**** Selected excerpt ****
The New Washington Data Grid
Last week, I took time off from work and attended the Future of Privacy Forum and the Stanford Center for Internet & Society’s “Big Data and Privacy: Making Ends Meet” workshop in Washington D.C on September 10th. I have a two decade tradition upon arriving in Washington DC of doing a Forest Gump like jog for as long as my schedule and joints will allow. Late Monday afternoon before the conference I continued my DC jogging tradition. I left from the Washington Hilton and managed to go on a 10 + mile jog past the White House, the Washington Monument, the Jefferson Memorial, across the Potomac and then back to the Hilton. What struck me on my run was the grid like structure built around the Washington Monument (pictured above). This monument provides a good bookend for me to describe the stark contrast between the opening panels of privacy experts and the lunchtime keynote delivered by Rayid Ghani, former Chief Scientist for Obama for America 2012.
Held at the Microsoft Innovation and Policy Center, moderators lead panels of privacy experts to share their perspectives on the privacy implications of Big Data (hashtag #BigPrivacy). Many of the panelists submitted papers in advance of the workshop. As part of my LL.M. in IP and Tech Law studies at Washington University School of Law, I co-authored and submitted a paper with Professor Neil Richards of Washington University called The Three Paradoxes of Big Data. Stanford Law Review Online published our paper with some others on September 3rd as part of a Symposium Issue. All of the papers submitted in advance of the workshop are published here on the Future of Privacy Forum website.
The first panel moderated by Jules Polonetsky, Co-Chair of the Future of Privacy Forum, was called Framing Big Data and Privacy. Professor Richards joked early on saying:
“There is mystical thinking that infuses the thinking around big data. Replace the word big data with magic – if we had magic and wizards we would have to regulate them.”
Professor Richards summarized some of the arguments we made in our paper saying, “As a society if we are going to making important life changing decisions based on algorithmic processes then we need to regulate and have transparency.” Professor Richards also described the need in this rapidly changing environment for the development of data ethics and the protection of ‘intellectual privacy’ rights for fundamental intellectual activity such as reading.
****
### Tasks and exercises
A. Repeat the part of the Big Data and privacy workshop account from "Professor Richards summarized" up to and including "such as reading." word for word.
B. In the records, rewrite only the lines from the line with "Segment this chart: for" up to and including the line with "y-tick-label: 70% <box>86 243 152 280</box>", changing "x-tick-label" to "category-label" and keeping everything else the same.
**** Dataset content ****
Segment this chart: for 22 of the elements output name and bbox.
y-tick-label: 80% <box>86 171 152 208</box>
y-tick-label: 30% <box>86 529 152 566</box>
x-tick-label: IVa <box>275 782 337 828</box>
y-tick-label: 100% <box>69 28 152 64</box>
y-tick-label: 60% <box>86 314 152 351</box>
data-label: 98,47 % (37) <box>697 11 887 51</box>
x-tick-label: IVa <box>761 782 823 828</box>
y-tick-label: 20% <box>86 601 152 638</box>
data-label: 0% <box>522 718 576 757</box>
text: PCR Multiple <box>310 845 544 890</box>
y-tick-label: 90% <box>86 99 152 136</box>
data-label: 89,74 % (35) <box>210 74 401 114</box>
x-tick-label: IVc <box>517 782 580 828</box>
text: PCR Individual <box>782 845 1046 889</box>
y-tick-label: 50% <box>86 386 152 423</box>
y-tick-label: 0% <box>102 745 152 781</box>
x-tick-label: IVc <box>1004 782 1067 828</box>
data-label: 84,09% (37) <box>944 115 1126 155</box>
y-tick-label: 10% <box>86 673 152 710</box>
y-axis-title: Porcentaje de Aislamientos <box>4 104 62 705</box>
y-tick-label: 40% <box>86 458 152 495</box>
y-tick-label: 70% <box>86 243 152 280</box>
****
**** Dataset content ****
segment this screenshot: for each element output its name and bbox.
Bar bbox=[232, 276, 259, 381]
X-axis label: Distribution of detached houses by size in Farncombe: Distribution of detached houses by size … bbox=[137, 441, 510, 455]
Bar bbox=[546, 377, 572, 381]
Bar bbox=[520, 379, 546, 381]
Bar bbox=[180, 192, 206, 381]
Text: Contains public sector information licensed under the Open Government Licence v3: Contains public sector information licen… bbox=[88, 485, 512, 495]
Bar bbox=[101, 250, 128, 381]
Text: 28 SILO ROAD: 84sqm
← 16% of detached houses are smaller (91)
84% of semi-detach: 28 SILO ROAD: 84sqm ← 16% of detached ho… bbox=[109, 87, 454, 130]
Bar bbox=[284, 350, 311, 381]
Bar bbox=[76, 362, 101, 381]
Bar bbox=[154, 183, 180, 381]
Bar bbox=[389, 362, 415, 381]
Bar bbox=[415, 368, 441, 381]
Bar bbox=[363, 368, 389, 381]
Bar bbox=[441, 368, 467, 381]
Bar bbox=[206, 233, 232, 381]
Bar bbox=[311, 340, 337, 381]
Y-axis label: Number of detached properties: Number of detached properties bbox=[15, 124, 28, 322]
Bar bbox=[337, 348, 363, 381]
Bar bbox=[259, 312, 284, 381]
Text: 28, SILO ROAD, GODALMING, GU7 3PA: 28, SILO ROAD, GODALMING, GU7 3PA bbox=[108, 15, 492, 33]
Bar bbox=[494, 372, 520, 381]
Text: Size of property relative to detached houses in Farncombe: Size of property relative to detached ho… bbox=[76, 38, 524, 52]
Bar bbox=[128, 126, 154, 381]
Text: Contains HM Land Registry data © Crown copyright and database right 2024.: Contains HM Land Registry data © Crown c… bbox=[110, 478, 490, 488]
****
**** Dataset content ****
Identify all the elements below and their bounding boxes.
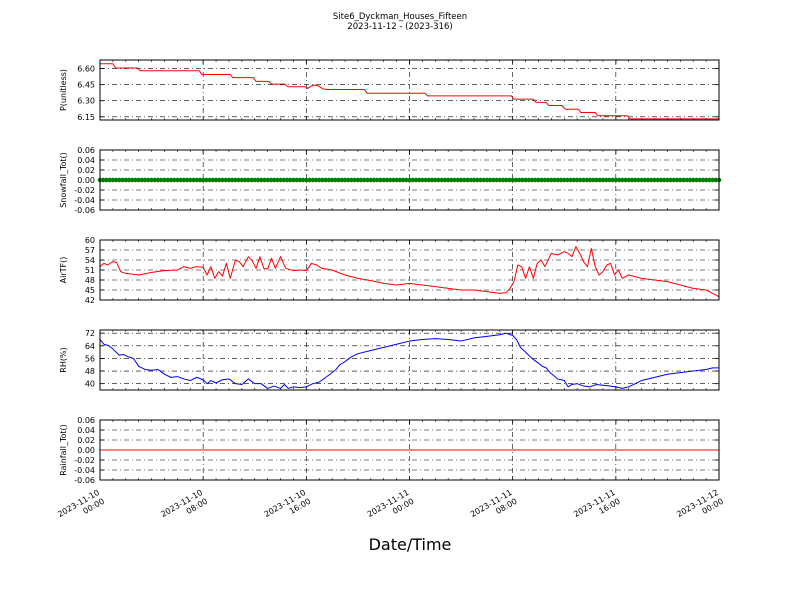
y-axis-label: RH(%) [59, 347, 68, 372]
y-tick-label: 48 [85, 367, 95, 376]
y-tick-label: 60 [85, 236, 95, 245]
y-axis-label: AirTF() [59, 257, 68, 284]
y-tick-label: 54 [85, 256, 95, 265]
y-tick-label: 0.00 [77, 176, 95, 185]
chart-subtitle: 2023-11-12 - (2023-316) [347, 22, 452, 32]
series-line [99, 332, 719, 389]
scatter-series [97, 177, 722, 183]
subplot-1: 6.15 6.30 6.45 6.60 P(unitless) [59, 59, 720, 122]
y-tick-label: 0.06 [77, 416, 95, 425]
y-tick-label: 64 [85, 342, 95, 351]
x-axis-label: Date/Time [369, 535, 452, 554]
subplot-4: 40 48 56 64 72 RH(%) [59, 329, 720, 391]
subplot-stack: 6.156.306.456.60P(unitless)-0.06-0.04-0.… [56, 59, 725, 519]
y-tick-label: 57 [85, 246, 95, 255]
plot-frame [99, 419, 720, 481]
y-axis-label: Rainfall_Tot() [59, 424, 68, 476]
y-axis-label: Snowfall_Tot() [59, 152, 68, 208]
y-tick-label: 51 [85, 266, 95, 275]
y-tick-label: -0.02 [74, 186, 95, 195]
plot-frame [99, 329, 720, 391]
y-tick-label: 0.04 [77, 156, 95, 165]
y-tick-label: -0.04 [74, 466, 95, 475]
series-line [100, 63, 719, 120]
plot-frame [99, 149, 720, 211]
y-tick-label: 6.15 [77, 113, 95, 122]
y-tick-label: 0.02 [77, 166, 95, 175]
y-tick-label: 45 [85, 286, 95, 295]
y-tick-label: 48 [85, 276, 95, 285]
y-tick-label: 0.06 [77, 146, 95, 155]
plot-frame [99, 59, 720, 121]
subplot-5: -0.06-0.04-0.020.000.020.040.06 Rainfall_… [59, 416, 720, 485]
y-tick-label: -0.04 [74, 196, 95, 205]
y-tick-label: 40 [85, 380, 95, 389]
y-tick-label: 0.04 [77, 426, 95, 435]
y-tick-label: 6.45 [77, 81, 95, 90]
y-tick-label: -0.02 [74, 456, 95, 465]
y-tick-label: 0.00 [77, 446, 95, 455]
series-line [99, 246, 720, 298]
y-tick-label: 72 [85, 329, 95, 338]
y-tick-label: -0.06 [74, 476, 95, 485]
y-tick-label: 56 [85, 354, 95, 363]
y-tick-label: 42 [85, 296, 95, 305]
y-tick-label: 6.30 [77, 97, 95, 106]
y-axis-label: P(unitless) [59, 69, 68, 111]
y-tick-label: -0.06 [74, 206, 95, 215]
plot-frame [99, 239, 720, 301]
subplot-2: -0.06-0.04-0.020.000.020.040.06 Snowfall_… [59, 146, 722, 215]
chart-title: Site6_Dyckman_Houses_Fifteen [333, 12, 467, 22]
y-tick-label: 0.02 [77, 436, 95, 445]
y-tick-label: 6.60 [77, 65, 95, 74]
****
### Task-by-task answers
A.
Professor Richards summarized some of the arguments we made in our paper saying, “As a society if we are going to making important life changing decisions based on algorithmic processes then we need to regulate and have transparency.” Professor Richards also described the need in this rapidly changing environment for the development of data ethics and the protection of ‘intellectual privacy’ rights for fundamental intellectual activity such as reading.

B.
Segment this chart: for 22 of the elements output name and bbox.
y-tick-label: 80% <box>86 171 152 208</box>
y-tick-label: 30% <box>86 529 152 566</box>
category-label: IVa <box>275 782 337 828</box>
y-tick-label: 100% <box>69 28 152 64</box>
y-tick-label: 60% <box>86 314 152 351</box>
data-label: 98,47 % (37) <box>697 11 887 51</box>
category-label: IVa <box>761 782 823 828</box>
y-tick-label: 20% <box>86 601 152 638</box>
data-label: 0% <box>522 718 576 757</box>
text: PCR Multiple <box>310 845 544 890</box>
y-tick-label: 90% <box>86 99 152 136</box>
data-label: 89,74 % (35) <box>210 74 401 114</box>
category-label: IVc <box>517 782 580 828</box>
text: PCR Individual <box>782 845 1046 889</box>
y-tick-label: 50% <box>86 386 152 423</box>
y-tick-label: 0% <box>102 745 152 781</box>
category-label: IVc <box>1004 782 1067 828</box>
data-label: 84,09% (37) <box>944 115 1126 155</box>
y-tick-label: 10% <box>86 673 152 710</box>
y-axis-title: Porcentaje de Aislamientos <box>4 104 62 705</box>
y-tick-label: 40% <box>86 458 152 495</box>
y-tick-label: 70% <box>86 243 152 280</box>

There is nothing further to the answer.